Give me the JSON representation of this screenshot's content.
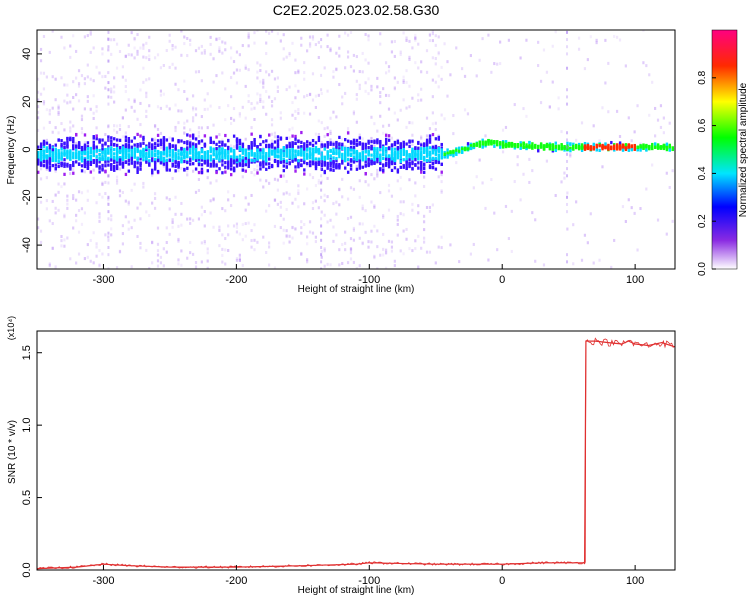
{
  "title": "C2E2.2025.023.02.58.G30",
  "chart_data": [
    {
      "type": "heatmap",
      "xlabel": "Height of straight line (km)",
      "ylabel": "Frequency (Hz)",
      "xlim": [
        -350,
        130
      ],
      "ylim": [
        -50,
        50
      ],
      "xticks": [
        -300,
        -200,
        -100,
        0,
        100
      ],
      "yticks": [
        -40,
        -20,
        0,
        20,
        40
      ],
      "colorbar": {
        "label": "Normalized spectral amplitude",
        "range": [
          0,
          1
        ],
        "ticks": [
          "0.0",
          "0.2",
          "0.4",
          "0.6",
          "0.8"
        ],
        "tick_values": [
          0,
          0.2,
          0.4,
          0.6,
          0.8
        ],
        "colormap": [
          "#e9dcff",
          "#a020f0",
          "#3a10ff",
          "#00d8ff",
          "#10ff10",
          "#ffff00",
          "#ff2a00",
          "#ff0080"
        ]
      },
      "ridge": {
        "x": [
          -45,
          -30,
          -20,
          -10,
          0,
          20,
          40,
          60,
          80,
          100,
          120
        ],
        "y": [
          -2,
          0,
          2,
          3,
          2,
          1.5,
          1,
          1,
          1,
          1,
          1
        ]
      },
      "high_amplitude_segments": [
        [
          60,
          100
        ]
      ],
      "vertical_streaks_x": [
        -297,
        -137,
        48
      ]
    },
    {
      "type": "line",
      "xlabel": "Height of straight line (km)",
      "ylabel": "SNR (10 * v/v)",
      "y_multiplier": "(x10⁴)",
      "xlim": [
        -350,
        130
      ],
      "ylim": [
        0,
        1.65
      ],
      "xticks": [
        -300,
        -200,
        -100,
        0,
        100
      ],
      "yticks": [
        "0.0",
        "0.5",
        "1.0",
        "1.5"
      ],
      "ytick_values": [
        0,
        0.5,
        1.0,
        1.5
      ],
      "color": "#e03030",
      "series": [
        {
          "x": [
            -350,
            -320,
            -300,
            -280,
            -250,
            -200,
            -150,
            -110,
            -100,
            -50,
            0,
            30,
            60,
            62,
            63,
            70,
            80,
            90,
            95,
            100,
            110,
            120,
            130
          ],
          "y": [
            0.01,
            0.02,
            0.04,
            0.03,
            0.02,
            0.02,
            0.03,
            0.04,
            0.05,
            0.04,
            0.04,
            0.05,
            0.05,
            0.05,
            1.58,
            1.58,
            1.57,
            1.56,
            1.58,
            1.56,
            1.55,
            1.57,
            1.54
          ]
        }
      ]
    }
  ]
}
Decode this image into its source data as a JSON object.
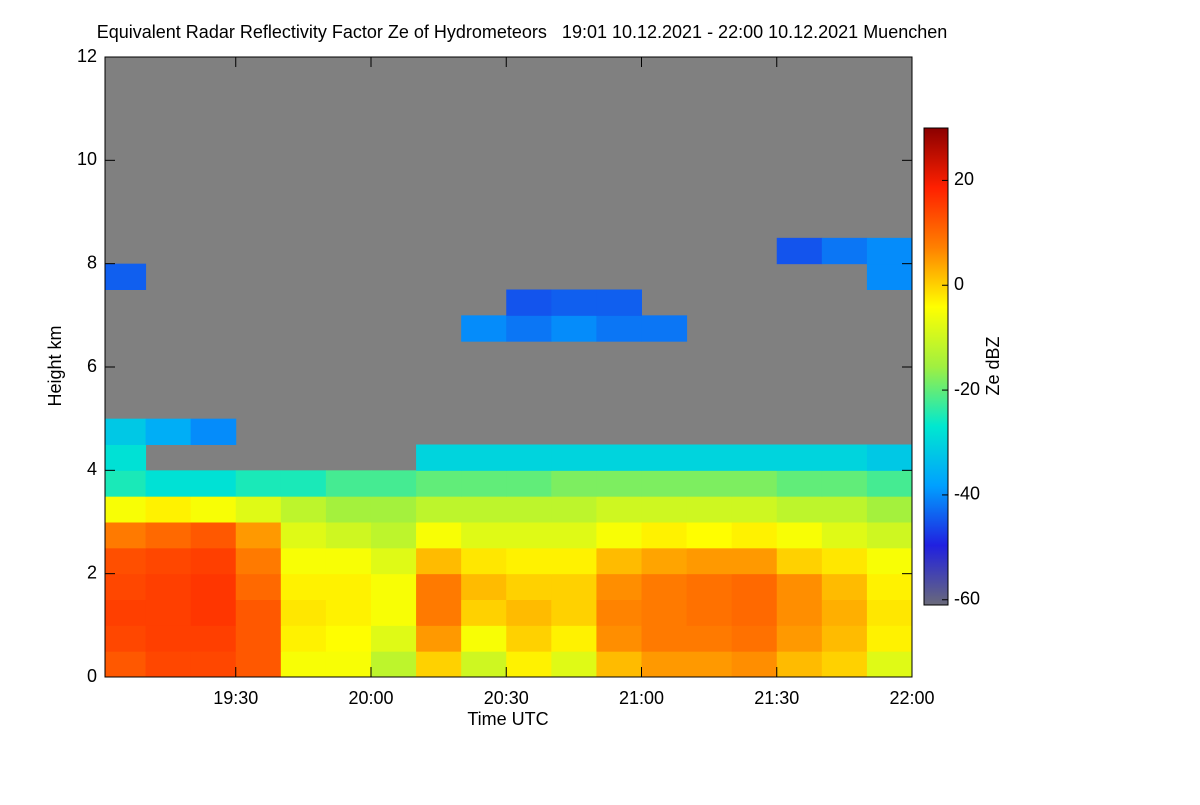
{
  "chart_data": {
    "type": "heatmap",
    "title": "Equivalent Radar Reflectivity Factor Ze of Hydrometeors   19:01 10.12.2021 - 22:00 10.12.2021 Muenchen",
    "x_label": "Time UTC",
    "y_label": "Height km",
    "background": "#808080",
    "xlim": [
      1141,
      1320
    ],
    "xticks": [
      {
        "value": 1170,
        "label": "19:30"
      },
      {
        "value": 1200,
        "label": "20:00"
      },
      {
        "value": 1230,
        "label": "20:30"
      },
      {
        "value": 1260,
        "label": "21:00"
      },
      {
        "value": 1290,
        "label": "21:30"
      },
      {
        "value": 1320,
        "label": "22:00"
      }
    ],
    "ylim": [
      0,
      12
    ],
    "yticks": [
      0,
      2,
      4,
      6,
      8,
      10,
      12
    ],
    "x_bins": [
      1141,
      1150,
      1160,
      1170,
      1180,
      1190,
      1200,
      1210,
      1220,
      1230,
      1240,
      1250,
      1260,
      1270,
      1280,
      1290,
      1300,
      1310,
      1320
    ],
    "y_bins": [
      0,
      0.5,
      1,
      1.5,
      2,
      2.5,
      3,
      3.5,
      4,
      4.5,
      5,
      5.5,
      6,
      6.5,
      7,
      7.5,
      8,
      8.5,
      9
    ],
    "values": [
      [
        12,
        14,
        14,
        12,
        -5,
        -5,
        -12,
        0,
        -10,
        -3,
        -8,
        2,
        5,
        5,
        6,
        2,
        0,
        -8
      ],
      [
        14,
        15,
        15,
        12,
        -3,
        -4,
        -8,
        5,
        -5,
        0,
        -3,
        6,
        8,
        8,
        9,
        5,
        2,
        -3
      ],
      [
        15,
        15,
        16,
        12,
        -2,
        -3,
        -5,
        8,
        0,
        2,
        0,
        7,
        8,
        9,
        10,
        6,
        3,
        -2
      ],
      [
        14,
        15,
        16,
        10,
        -3,
        -3,
        -5,
        8,
        2,
        0,
        0,
        6,
        8,
        9,
        10,
        6,
        2,
        -3
      ],
      [
        13,
        14,
        15,
        8,
        -5,
        -5,
        -8,
        2,
        -2,
        -3,
        -3,
        2,
        4,
        5,
        5,
        0,
        -2,
        -5
      ],
      [
        8,
        10,
        12,
        5,
        -8,
        -10,
        -12,
        -5,
        -8,
        -8,
        -8,
        -5,
        -3,
        -4,
        -3,
        -5,
        -8,
        -10
      ],
      [
        -5,
        -3,
        -5,
        -8,
        -12,
        -15,
        -15,
        -12,
        -12,
        -12,
        -12,
        -10,
        -10,
        -10,
        -10,
        -12,
        -12,
        -15
      ],
      [
        -25,
        -28,
        -28,
        -25,
        -25,
        -22,
        -22,
        -20,
        -20,
        -20,
        -18,
        -18,
        -18,
        -18,
        -18,
        -20,
        -20,
        -22
      ],
      [
        -28,
        null,
        null,
        null,
        null,
        null,
        null,
        -30,
        -30,
        -30,
        -30,
        -30,
        -30,
        -30,
        -30,
        -30,
        -30,
        -32
      ],
      [
        -32,
        -36,
        -40,
        null,
        null,
        null,
        null,
        null,
        null,
        null,
        null,
        null,
        null,
        null,
        null,
        null,
        null,
        null
      ],
      [
        null,
        null,
        null,
        null,
        null,
        null,
        null,
        null,
        null,
        null,
        null,
        null,
        null,
        null,
        null,
        null,
        null,
        null
      ],
      [
        null,
        null,
        null,
        null,
        null,
        null,
        null,
        null,
        null,
        null,
        null,
        null,
        null,
        null,
        null,
        null,
        null,
        null
      ],
      [
        null,
        null,
        null,
        null,
        null,
        null,
        null,
        null,
        null,
        null,
        null,
        null,
        null,
        null,
        null,
        null,
        null,
        null
      ],
      [
        null,
        null,
        null,
        null,
        null,
        null,
        null,
        null,
        -40,
        -42,
        -40,
        -42,
        -42,
        null,
        null,
        null,
        null,
        null
      ],
      [
        null,
        null,
        null,
        null,
        null,
        null,
        null,
        null,
        null,
        -45,
        -44,
        -44,
        null,
        null,
        null,
        null,
        null,
        null
      ],
      [
        -44,
        null,
        null,
        null,
        null,
        null,
        null,
        null,
        null,
        null,
        null,
        null,
        null,
        null,
        null,
        null,
        null,
        -40
      ],
      [
        null,
        null,
        null,
        null,
        null,
        null,
        null,
        null,
        null,
        null,
        null,
        null,
        null,
        null,
        null,
        -45,
        -42,
        -40
      ],
      [
        null,
        null,
        null,
        null,
        null,
        null,
        null,
        null,
        null,
        null,
        null,
        null,
        null,
        null,
        null,
        null,
        null,
        null
      ]
    ],
    "colorbar": {
      "label": "Ze dBZ",
      "lim": [
        -61,
        30
      ],
      "ticks": [
        -60,
        -40,
        -20,
        0,
        20
      ],
      "colors": [
        "#6a6a7a",
        "#2020e0",
        "#00a0ff",
        "#00e8d0",
        "#a0f040",
        "#ffff00",
        "#ff8000",
        "#ff2000",
        "#8b0000"
      ]
    }
  }
}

* * *

Output each line exactly; omit every picture.

Give me the JSON representation of this screenshot's content.
{
  "title": "C2E2.2025.023.02.58.G30",
  "chart_data": [
    {
      "type": "heatmap",
      "xlabel": "Height of straight line (km)",
      "ylabel": "Frequency (Hz)",
      "xlim": [
        -350,
        130
      ],
      "ylim": [
        -50,
        50
      ],
      "xticks": [
        -300,
        -200,
        -100,
        0,
        100
      ],
      "yticks": [
        -40,
        -20,
        0,
        20,
        40
      ],
      "colorbar": {
        "label": "Normalized spectral amplitude",
        "range": [
          0,
          1
        ],
        "ticks": [
          "0.0",
          "0.2",
          "0.4",
          "0.6",
          "0.8"
        ],
        "tick_values": [
          0,
          0.2,
          0.4,
          0.6,
          0.8
        ],
        "colormap": [
          "#e9dcff",
          "#a020f0",
          "#3a10ff",
          "#00d8ff",
          "#10ff10",
          "#ffff00",
          "#ff2a00",
          "#ff0080"
        ]
      },
      "ridge": {
        "x": [
          -45,
          -30,
          -20,
          -10,
          0,
          20,
          40,
          60,
          80,
          100,
          120
        ],
        "y": [
          -2,
          0,
          2,
          3,
          2,
          1.5,
          1,
          1,
          1,
          1,
          1
        ]
      },
      "high_amplitude_segments": [
        [
          60,
          100
        ]
      ],
      "vertical_streaks_x": [
        -297,
        -137,
        48
      ]
    },
    {
      "type": "line",
      "xlabel": "Height of straight line (km)",
      "ylabel": "SNR (10 * v/v)",
      "y_multiplier": "(x10⁴)",
      "xlim": [
        -350,
        130
      ],
      "ylim": [
        0,
        1.65
      ],
      "xticks": [
        -300,
        -200,
        -100,
        0,
        100
      ],
      "yticks": [
        "0.0",
        "0.5",
        "1.0",
        "1.5"
      ],
      "ytick_values": [
        0,
        0.5,
        1.0,
        1.5
      ],
      "color": "#e03030",
      "series": [
        {
          "x": [
            -350,
            -320,
            -300,
            -280,
            -250,
            -200,
            -150,
            -110,
            -100,
            -50,
            0,
            30,
            60,
            62,
            63,
            70,
            80,
            90,
            95,
            100,
            110,
            120,
            130
          ],
          "y": [
            0.01,
            0.02,
            0.04,
            0.03,
            0.02,
            0.02,
            0.03,
            0.04,
            0.05,
            0.04,
            0.04,
            0.05,
            0.05,
            0.05,
            1.58,
            1.58,
            1.57,
            1.56,
            1.58,
            1.56,
            1.55,
            1.57,
            1.54
          ]
        }
      ]
    }
  ]
}
Decode this image into its source data as a JSON object.
{
  "chart_data": {
    "type": "heatmap",
    "title": "Equivalent Radar Reflectivity Factor Ze of Hydrometeors   19:01 10.12.2021 - 22:00 10.12.2021 Muenchen",
    "x_label": "Time UTC",
    "y_label": "Height km",
    "background": "#808080",
    "xlim": [
      1141,
      1320
    ],
    "xticks": [
      {
        "value": 1170,
        "label": "19:30"
      },
      {
        "value": 1200,
        "label": "20:00"
      },
      {
        "value": 1230,
        "label": "20:30"
      },
      {
        "value": 1260,
        "label": "21:00"
      },
      {
        "value": 1290,
        "label": "21:30"
      },
      {
        "value": 1320,
        "label": "22:00"
      }
    ],
    "ylim": [
      0,
      12
    ],
    "yticks": [
      0,
      2,
      4,
      6,
      8,
      10,
      12
    ],
    "x_bins": [
      1141,
      1150,
      1160,
      1170,
      1180,
      1190,
      1200,
      1210,
      1220,
      1230,
      1240,
      1250,
      1260,
      1270,
      1280,
      1290,
      1300,
      1310,
      1320
    ],
    "y_bins": [
      0,
      0.5,
      1,
      1.5,
      2,
      2.5,
      3,
      3.5,
      4,
      4.5,
      5,
      5.5,
      6,
      6.5,
      7,
      7.5,
      8,
      8.5,
      9
    ],
    "values": [
      [
        12,
        14,
        14,
        12,
        -5,
        -5,
        -12,
        0,
        -10,
        -3,
        -8,
        2,
        5,
        5,
        6,
        2,
        0,
        -8
      ],
      [
        14,
        15,
        15,
        12,
        -3,
        -4,
        -8,
        5,
        -5,
        0,
        -3,
        6,
        8,
        8,
        9,
        5,
        2,
        -3
      ],
      [
        15,
        15,
        16,
        12,
        -2,
        -3,
        -5,
        8,
        0,
        2,
        0,
        7,
        8,
        9,
        10,
        6,
        3,
        -2
      ],
      [
        14,
        15,
        16,
        10,
        -3,
        -3,
        -5,
        8,
        2,
        0,
        0,
        6,
        8,
        9,
        10,
        6,
        2,
        -3
      ],
      [
        13,
        14,
        15,
        8,
        -5,
        -5,
        -8,
        2,
        -2,
        -3,
        -3,
        2,
        4,
        5,
        5,
        0,
        -2,
        -5
      ],
      [
        8,
        10,
        12,
        5,
        -8,
        -10,
        -12,
        -5,
        -8,
        -8,
        -8,
        -5,
        -3,
        -4,
        -3,
        -5,
        -8,
        -10
      ],
      [
        -5,
        -3,
        -5,
        -8,
        -12,
        -15,
        -15,
        -12,
        -12,
        -12,
        -12,
        -10,
        -10,
        -10,
        -10,
        -12,
        -12,
        -15
      ],
      [
        -25,
        -28,
        -28,
        -25,
        -25,
        -22,
        -22,
        -20,
        -20,
        -20,
        -18,
        -18,
        -18,
        -18,
        -18,
        -20,
        -20,
        -22
      ],
      [
        -28,
        null,
        null,
        null,
        null,
        null,
        null,
        -30,
        -30,
        -30,
        -30,
        -30,
        -30,
        -30,
        -30,
        -30,
        -30,
        -32
      ],
      [
        -32,
        -36,
        -40,
        null,
        null,
        null,
        null,
        null,
        null,
        null,
        null,
        null,
        null,
        null,
        null,
        null,
        null,
        null
      ],
      [
        null,
        null,
        null,
        null,
        null,
        null,
        null,
        null,
        null,
        null,
        null,
        null,
        null,
        null,
        null,
        null,
        null,
        null
      ],
      [
        null,
        null,
        null,
        null,
        null,
        null,
        null,
        null,
        null,
        null,
        null,
        null,
        null,
        null,
        null,
        null,
        null,
        null
      ],
      [
        null,
        null,
        null,
        null,
        null,
        null,
        null,
        null,
        null,
        null,
        null,
        null,
        null,
        null,
        null,
        null,
        null,
        null
      ],
      [
        null,
        null,
        null,
        null,
        null,
        null,
        null,
        null,
        -40,
        -42,
        -40,
        -42,
        -42,
        null,
        null,
        null,
        null,
        null
      ],
      [
        null,
        null,
        null,
        null,
        null,
        null,
        null,
        null,
        null,
        -45,
        -44,
        -44,
        null,
        null,
        null,
        null,
        null,
        null
      ],
      [
        -44,
        null,
        null,
        null,
        null,
        null,
        null,
        null,
        null,
        null,
        null,
        null,
        null,
        null,
        null,
        null,
        null,
        -40
      ],
      [
        null,
        null,
        null,
        null,
        null,
        null,
        null,
        null,
        null,
        null,
        null,
        null,
        null,
        null,
        null,
        -45,
        -42,
        -40
      ],
      [
        null,
        null,
        null,
        null,
        null,
        null,
        null,
        null,
        null,
        null,
        null,
        null,
        null,
        null,
        null,
        null,
        null,
        null
      ]
    ],
    "colorbar": {
      "label": "Ze dBZ",
      "lim": [
        -61,
        30
      ],
      "ticks": [
        -60,
        -40,
        -20,
        0,
        20
      ],
      "colors": [
        "#6a6a7a",
        "#2020e0",
        "#00a0ff",
        "#00e8d0",
        "#a0f040",
        "#ffff00",
        "#ff8000",
        "#ff2000",
        "#8b0000"
      ]
    }
  }
}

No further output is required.